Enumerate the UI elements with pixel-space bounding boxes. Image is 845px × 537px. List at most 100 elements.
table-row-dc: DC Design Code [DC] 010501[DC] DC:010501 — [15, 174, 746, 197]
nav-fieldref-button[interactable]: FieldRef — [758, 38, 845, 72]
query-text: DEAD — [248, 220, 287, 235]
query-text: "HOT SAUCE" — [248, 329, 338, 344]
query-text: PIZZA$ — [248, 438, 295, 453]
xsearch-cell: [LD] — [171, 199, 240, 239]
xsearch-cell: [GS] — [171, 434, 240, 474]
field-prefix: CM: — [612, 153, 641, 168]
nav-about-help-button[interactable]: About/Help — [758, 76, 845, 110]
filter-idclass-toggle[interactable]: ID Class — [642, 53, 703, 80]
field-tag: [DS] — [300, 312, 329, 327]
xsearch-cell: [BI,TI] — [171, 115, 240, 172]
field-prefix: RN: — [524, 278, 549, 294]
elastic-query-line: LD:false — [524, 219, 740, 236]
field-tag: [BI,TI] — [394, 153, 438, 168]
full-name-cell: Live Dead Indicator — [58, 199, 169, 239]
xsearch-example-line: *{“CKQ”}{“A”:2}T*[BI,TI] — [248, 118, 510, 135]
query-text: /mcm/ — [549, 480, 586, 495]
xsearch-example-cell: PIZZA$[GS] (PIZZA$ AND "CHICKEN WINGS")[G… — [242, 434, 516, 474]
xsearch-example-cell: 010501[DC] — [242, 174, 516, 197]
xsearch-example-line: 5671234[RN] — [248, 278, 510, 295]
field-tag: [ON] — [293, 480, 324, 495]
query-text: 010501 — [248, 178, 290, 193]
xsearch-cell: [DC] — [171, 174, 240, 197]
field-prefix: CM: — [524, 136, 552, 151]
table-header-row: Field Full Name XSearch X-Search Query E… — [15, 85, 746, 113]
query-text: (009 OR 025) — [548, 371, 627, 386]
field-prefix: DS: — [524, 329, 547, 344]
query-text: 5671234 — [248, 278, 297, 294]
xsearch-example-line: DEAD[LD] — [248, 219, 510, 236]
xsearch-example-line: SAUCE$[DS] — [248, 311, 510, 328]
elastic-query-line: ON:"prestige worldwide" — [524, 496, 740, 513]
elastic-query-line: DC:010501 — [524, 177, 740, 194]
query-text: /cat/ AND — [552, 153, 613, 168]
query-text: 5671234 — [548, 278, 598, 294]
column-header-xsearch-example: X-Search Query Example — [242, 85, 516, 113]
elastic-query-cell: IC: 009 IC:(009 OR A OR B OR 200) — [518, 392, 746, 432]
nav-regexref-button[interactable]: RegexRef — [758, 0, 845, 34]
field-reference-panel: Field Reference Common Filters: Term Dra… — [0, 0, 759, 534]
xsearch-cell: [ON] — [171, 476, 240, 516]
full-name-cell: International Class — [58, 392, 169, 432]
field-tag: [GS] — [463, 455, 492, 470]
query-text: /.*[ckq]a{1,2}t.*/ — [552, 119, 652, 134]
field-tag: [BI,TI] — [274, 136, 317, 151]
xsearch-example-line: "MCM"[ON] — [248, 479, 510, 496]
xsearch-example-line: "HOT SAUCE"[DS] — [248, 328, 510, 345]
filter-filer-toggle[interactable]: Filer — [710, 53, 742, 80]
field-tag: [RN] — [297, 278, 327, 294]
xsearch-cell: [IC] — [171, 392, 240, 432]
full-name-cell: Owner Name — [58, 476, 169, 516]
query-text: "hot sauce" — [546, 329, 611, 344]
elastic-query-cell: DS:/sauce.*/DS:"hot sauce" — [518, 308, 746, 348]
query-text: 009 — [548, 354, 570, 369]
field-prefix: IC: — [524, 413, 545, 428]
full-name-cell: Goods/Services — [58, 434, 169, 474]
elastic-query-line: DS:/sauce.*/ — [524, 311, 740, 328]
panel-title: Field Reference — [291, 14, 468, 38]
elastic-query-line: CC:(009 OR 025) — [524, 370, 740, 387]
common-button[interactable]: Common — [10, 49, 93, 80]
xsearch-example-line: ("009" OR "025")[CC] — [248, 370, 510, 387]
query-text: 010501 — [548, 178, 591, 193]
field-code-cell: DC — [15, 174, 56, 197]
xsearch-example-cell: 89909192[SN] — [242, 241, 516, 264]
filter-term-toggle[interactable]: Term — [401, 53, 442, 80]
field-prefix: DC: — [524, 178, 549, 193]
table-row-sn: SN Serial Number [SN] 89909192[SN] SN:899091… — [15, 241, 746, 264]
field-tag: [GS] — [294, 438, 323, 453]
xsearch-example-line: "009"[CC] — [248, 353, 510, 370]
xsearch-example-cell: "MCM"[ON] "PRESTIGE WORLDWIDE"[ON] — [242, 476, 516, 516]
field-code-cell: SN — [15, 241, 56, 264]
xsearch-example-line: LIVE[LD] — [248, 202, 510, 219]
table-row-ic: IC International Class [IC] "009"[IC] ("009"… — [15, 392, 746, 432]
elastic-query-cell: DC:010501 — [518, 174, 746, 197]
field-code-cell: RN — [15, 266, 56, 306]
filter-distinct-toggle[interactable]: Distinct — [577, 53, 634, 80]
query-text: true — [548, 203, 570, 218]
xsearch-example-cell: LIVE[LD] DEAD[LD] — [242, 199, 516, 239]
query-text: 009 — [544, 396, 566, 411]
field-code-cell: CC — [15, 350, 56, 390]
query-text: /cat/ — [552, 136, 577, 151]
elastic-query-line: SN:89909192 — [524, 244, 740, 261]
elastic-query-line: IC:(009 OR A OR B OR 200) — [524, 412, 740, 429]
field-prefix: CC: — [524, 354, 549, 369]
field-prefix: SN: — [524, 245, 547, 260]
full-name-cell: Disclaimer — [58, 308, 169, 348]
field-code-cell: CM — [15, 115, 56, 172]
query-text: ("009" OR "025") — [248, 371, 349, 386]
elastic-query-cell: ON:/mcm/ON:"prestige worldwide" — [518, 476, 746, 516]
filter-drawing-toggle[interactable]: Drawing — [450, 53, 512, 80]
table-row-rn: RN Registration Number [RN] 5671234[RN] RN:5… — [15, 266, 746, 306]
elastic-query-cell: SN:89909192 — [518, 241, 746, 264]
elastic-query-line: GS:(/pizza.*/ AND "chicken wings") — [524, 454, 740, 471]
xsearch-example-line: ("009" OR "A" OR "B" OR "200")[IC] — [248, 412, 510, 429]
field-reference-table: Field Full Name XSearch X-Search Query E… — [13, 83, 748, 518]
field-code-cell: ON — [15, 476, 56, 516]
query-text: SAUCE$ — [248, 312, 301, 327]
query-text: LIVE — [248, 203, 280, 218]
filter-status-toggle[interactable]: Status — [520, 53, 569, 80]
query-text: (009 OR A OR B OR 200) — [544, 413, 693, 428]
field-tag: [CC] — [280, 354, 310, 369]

┄┄┄┄┄┄┄┄┄┄┄┄┄┄┄┄┄┄┄┄

Aim of the exercise
Pull out each line of the entries above that contains the word "header", copying those lines unchanged.

Finished task
table-header-row: Field Full Name XSearch X-Search Query E… — [15, 85, 746, 113]
column-header-xsearch-example: X-Search Query Example — [242, 85, 516, 113]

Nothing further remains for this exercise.